╭──
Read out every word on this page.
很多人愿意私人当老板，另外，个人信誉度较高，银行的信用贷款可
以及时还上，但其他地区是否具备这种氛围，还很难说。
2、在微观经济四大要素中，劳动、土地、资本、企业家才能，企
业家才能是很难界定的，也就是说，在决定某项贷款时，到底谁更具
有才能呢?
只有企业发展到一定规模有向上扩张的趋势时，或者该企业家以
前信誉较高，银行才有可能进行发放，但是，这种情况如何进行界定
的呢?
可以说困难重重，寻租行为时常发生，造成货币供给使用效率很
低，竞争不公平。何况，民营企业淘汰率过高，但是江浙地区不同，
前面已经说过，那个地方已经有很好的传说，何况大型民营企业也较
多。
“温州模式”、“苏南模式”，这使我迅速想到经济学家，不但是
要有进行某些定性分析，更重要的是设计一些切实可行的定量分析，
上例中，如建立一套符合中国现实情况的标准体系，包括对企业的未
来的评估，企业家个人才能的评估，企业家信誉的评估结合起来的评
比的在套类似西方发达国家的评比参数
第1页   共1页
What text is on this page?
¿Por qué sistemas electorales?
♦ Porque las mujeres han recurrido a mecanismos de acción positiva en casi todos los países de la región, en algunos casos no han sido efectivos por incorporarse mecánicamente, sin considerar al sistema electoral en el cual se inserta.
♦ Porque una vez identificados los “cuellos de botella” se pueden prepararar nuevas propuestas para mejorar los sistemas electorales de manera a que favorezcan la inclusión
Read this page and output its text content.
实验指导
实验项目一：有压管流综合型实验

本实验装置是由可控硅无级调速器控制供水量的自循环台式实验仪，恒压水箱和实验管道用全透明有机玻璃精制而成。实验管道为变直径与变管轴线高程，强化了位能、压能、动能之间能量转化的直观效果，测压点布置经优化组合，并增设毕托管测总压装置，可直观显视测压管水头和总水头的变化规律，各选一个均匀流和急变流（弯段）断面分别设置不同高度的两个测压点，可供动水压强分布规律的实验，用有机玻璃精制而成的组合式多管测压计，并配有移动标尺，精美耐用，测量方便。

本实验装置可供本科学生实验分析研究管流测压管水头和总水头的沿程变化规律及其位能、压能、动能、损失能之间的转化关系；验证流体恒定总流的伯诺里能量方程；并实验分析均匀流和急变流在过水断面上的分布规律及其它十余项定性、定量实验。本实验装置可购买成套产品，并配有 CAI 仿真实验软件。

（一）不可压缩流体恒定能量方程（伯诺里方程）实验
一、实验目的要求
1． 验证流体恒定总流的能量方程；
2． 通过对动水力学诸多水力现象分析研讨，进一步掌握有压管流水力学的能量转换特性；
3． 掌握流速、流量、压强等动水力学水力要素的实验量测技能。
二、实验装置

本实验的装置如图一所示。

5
╰──
TASK DESCRIPTION: Retype each record exactly, leaving nothing out.

REPLY:
Read out every word on this page.
很多人愿意私人当老板，另外，个人信誉度较高，银行的信用贷款可
以及时还上，但其他地区是否具备这种氛围，还很难说。
2、在微观经济四大要素中，劳动、土地、资本、企业家才能，企
业家才能是很难界定的，也就是说，在决定某项贷款时，到底谁更具
有才能呢?
只有企业发展到一定规模有向上扩张的趋势时，或者该企业家以
前信誉较高，银行才有可能进行发放，但是，这种情况如何进行界定
的呢?
可以说困难重重，寻租行为时常发生，造成货币供给使用效率很
低，竞争不公平。何况，民营企业淘汰率过高，但是江浙地区不同，
前面已经说过，那个地方已经有很好的传说，何况大型民营企业也较
多。
“温州模式”、“苏南模式”，这使我迅速想到经济学家，不但是
要有进行某些定性分析，更重要的是设计一些切实可行的定量分析，
上例中，如建立一套符合中国现实情况的标准体系，包括对企业的未
来的评估，企业家个人才能的评估，企业家信誉的评估结合起来的评
比的在套类似西方发达国家的评比参数
第1页   共1页
What text is on this page?
¿Por qué sistemas electorales?
♦ Porque las mujeres han recurrido a mecanismos de acción positiva en casi todos los países de la región, en algunos casos no han sido efectivos por incorporarse mecánicamente, sin considerar al sistema electoral en el cual se inserta.
♦ Porque una vez identificados los “cuellos de botella” se pueden prepararar nuevas propuestas para mejorar los sistemas electorales de manera a que favorezcan la inclusión
Read this page and output its text content.
实验指导
实验项目一：有压管流综合型实验

本实验装置是由可控硅无级调速器控制供水量的自循环台式实验仪，恒压水箱和实验管道用全透明有机玻璃精制而成。实验管道为变直径与变管轴线高程，强化了位能、压能、动能之间能量转化的直观效果，测压点布置经优化组合，并增设毕托管测总压装置，可直观显视测压管水头和总水头的变化规律，各选一个均匀流和急变流（弯段）断面分别设置不同高度的两个测压点，可供动水压强分布规律的实验，用有机玻璃精制而成的组合式多管测压计，并配有移动标尺，精美耐用，测量方便。

本实验装置可供本科学生实验分析研究管流测压管水头和总水头的沿程变化规律及其位能、压能、动能、损失能之间的转化关系；验证流体恒定总流的伯诺里能量方程；并实验分析均匀流和急变流在过水断面上的分布规律及其它十余项定性、定量实验。本实验装置可购买成套产品，并配有 CAI 仿真实验软件。

（一）不可压缩流体恒定能量方程（伯诺里方程）实验
一、实验目的要求
1． 验证流体恒定总流的能量方程；
2． 通过对动水力学诸多水力现象分析研讨，进一步掌握有压管流水力学的能量转换特性；
3． 掌握流速、流量、压强等动水力学水力要素的实验量测技能。
二、实验装置

本实验的装置如图一所示。

5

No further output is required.